Examine the records and identify each line that includes the string "this". Copy those lines.

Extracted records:
_____

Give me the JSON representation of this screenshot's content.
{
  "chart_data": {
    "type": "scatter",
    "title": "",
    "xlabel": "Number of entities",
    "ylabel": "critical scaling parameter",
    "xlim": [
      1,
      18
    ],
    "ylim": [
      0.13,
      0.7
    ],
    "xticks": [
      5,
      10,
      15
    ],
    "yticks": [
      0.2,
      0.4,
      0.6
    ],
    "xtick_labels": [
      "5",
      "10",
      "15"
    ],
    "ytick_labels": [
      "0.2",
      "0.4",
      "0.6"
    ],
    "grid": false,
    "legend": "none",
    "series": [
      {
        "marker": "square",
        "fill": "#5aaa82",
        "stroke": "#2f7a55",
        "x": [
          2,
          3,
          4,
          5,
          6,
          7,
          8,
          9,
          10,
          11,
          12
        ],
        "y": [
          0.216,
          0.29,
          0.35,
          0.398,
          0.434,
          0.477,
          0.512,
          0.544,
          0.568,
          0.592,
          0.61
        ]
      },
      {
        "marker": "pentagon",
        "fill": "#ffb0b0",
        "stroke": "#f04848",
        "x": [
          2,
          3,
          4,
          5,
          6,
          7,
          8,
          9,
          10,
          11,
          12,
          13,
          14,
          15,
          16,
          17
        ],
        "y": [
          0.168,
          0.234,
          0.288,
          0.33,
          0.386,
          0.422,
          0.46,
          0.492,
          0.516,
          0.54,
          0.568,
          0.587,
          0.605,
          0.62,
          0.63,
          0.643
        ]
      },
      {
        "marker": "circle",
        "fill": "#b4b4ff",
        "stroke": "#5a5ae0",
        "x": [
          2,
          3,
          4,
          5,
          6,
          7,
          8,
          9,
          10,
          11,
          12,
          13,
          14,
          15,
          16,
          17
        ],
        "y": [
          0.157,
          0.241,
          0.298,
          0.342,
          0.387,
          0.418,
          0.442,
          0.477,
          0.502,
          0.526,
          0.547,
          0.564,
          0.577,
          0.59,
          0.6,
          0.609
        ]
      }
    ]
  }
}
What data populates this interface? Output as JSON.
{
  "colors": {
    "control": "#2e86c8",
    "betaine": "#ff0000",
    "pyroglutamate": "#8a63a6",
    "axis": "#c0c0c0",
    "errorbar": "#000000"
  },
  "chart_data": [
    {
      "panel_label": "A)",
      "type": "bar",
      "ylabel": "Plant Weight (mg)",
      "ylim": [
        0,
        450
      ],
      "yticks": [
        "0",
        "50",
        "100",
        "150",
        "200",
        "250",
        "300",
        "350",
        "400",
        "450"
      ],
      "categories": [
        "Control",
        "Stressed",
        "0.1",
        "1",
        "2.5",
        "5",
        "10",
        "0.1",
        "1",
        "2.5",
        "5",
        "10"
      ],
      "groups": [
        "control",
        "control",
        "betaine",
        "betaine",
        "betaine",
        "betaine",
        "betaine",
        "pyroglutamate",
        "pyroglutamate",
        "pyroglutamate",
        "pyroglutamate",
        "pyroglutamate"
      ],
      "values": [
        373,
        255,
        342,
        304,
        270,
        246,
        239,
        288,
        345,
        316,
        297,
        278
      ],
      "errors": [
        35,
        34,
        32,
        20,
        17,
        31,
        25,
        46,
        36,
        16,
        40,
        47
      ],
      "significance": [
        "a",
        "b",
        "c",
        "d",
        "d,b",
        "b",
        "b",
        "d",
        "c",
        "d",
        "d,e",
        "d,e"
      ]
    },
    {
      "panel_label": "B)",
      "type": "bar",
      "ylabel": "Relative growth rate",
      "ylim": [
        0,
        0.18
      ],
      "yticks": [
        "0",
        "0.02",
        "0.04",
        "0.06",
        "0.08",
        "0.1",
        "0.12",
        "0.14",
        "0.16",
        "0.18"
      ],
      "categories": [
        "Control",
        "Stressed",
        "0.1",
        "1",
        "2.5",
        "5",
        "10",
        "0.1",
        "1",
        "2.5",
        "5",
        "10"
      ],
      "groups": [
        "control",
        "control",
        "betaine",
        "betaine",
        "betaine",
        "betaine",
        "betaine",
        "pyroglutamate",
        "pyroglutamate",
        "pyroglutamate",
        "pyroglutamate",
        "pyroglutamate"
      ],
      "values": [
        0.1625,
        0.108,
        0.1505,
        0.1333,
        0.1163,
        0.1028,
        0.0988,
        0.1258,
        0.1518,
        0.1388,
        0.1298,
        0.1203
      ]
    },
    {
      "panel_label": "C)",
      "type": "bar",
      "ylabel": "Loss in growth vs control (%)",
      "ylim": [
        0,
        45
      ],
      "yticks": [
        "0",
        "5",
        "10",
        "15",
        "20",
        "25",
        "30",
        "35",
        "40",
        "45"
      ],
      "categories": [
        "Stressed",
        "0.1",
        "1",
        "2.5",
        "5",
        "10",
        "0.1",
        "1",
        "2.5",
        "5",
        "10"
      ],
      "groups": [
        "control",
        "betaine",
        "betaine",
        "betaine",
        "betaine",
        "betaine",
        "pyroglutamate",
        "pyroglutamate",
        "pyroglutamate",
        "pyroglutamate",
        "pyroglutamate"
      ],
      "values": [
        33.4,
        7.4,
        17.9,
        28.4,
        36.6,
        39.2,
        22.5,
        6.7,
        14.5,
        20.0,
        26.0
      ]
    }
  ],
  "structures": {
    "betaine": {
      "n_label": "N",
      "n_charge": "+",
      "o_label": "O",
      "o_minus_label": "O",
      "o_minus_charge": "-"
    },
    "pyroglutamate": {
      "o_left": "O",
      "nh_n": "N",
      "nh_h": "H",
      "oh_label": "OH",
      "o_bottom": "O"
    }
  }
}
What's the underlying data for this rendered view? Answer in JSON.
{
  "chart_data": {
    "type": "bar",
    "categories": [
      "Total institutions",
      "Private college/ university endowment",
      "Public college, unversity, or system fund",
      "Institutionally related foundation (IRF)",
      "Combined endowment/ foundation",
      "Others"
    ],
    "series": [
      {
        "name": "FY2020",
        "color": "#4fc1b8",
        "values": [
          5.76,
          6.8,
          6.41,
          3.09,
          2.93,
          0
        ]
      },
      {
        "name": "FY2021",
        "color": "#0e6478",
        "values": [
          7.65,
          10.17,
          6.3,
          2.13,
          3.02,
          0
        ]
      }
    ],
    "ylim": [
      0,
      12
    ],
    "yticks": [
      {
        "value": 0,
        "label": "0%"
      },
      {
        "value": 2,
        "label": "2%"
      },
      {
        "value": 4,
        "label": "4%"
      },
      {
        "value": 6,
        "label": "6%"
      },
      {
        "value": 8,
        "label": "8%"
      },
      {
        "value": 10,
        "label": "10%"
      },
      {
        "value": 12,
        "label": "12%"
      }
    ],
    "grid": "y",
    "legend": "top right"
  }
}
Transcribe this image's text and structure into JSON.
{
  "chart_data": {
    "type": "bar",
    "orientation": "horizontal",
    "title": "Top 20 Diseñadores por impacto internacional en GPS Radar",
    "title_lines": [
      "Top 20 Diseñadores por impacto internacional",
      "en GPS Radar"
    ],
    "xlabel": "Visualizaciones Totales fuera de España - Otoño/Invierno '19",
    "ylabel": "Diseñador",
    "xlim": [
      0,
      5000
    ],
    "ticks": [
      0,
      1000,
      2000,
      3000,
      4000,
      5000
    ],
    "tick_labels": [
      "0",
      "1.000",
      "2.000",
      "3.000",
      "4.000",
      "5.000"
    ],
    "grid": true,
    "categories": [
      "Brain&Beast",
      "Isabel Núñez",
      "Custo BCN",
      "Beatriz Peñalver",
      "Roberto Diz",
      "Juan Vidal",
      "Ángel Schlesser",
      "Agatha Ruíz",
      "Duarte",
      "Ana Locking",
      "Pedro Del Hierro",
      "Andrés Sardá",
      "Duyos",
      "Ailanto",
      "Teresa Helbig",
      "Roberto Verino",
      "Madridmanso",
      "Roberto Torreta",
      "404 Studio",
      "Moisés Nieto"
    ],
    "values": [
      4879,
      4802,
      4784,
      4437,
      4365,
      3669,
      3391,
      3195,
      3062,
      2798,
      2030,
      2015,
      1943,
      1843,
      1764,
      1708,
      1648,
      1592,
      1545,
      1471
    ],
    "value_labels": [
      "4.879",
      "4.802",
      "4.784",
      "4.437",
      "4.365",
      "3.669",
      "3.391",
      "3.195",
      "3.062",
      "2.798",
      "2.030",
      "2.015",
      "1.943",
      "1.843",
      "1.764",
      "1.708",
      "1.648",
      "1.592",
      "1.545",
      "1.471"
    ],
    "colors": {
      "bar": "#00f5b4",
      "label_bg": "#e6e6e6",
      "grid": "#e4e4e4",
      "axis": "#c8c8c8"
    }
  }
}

_____

FULL ANSWER |
Give me the JSON representation of this screenshot's content.
What data populates this interface? Output as JSON.
What's the underlying data for this rendered view? Answer in JSON.
Transcribe this image's text and structure into JSON.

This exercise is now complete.